> **Listed records**

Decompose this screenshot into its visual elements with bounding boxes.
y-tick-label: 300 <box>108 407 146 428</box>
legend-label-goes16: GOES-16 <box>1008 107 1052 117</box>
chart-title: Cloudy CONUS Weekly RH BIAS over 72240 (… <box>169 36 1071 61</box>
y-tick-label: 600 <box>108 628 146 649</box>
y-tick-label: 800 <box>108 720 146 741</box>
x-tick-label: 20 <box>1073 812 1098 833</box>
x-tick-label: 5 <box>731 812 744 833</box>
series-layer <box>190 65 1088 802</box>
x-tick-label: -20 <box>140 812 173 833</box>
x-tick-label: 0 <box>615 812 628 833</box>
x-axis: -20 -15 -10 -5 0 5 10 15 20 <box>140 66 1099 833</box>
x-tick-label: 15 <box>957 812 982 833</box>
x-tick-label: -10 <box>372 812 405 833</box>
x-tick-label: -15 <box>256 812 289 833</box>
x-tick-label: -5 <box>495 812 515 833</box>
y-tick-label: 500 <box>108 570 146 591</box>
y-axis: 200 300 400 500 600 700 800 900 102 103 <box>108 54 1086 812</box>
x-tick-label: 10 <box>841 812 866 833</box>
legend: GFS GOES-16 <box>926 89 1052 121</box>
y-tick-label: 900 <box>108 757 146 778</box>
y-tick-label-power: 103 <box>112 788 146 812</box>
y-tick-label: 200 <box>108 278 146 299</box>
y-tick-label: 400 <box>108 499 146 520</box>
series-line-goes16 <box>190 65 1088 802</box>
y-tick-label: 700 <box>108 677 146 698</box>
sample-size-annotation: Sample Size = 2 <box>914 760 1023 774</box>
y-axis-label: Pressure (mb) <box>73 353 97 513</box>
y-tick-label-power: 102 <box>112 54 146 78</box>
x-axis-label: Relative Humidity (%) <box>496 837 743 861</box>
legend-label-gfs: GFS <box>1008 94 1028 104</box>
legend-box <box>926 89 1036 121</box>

> **Job**
Copy every one of the lines above word for word, with nothing changed or left out.

> **Solution**
Decompose this screenshot into its visual elements with bounding boxes.
y-tick-label: 300 <box>108 407 146 428</box>
legend-label-goes16: GOES-16 <box>1008 107 1052 117</box>
chart-title: Cloudy CONUS Weekly RH BIAS over 72240 (… <box>169 36 1071 61</box>
y-tick-label: 600 <box>108 628 146 649</box>
y-tick-label: 800 <box>108 720 146 741</box>
x-tick-label: 20 <box>1073 812 1098 833</box>
x-tick-label: 5 <box>731 812 744 833</box>
series-layer <box>190 65 1088 802</box>
x-tick-label: -20 <box>140 812 173 833</box>
x-tick-label: 0 <box>615 812 628 833</box>
x-axis: -20 -15 -10 -5 0 5 10 15 20 <box>140 66 1099 833</box>
x-tick-label: 15 <box>957 812 982 833</box>
x-tick-label: -10 <box>372 812 405 833</box>
x-tick-label: -15 <box>256 812 289 833</box>
x-tick-label: -5 <box>495 812 515 833</box>
y-tick-label: 500 <box>108 570 146 591</box>
y-axis: 200 300 400 500 600 700 800 900 102 103 <box>108 54 1086 812</box>
x-tick-label: 10 <box>841 812 866 833</box>
legend: GFS GOES-16 <box>926 89 1052 121</box>
y-tick-label: 900 <box>108 757 146 778</box>
y-tick-label-power: 103 <box>112 788 146 812</box>
y-tick-label: 200 <box>108 278 146 299</box>
y-tick-label: 400 <box>108 499 146 520</box>
series-line-goes16 <box>190 65 1088 802</box>
y-tick-label: 700 <box>108 677 146 698</box>
sample-size-annotation: Sample Size = 2 <box>914 760 1023 774</box>
y-axis-label: Pressure (mb) <box>73 353 97 513</box>
y-tick-label-power: 102 <box>112 54 146 78</box>
x-axis-label: Relative Humidity (%) <box>496 837 743 861</box>
legend-label-gfs: GFS <box>1008 94 1028 104</box>
legend-box <box>926 89 1036 121</box>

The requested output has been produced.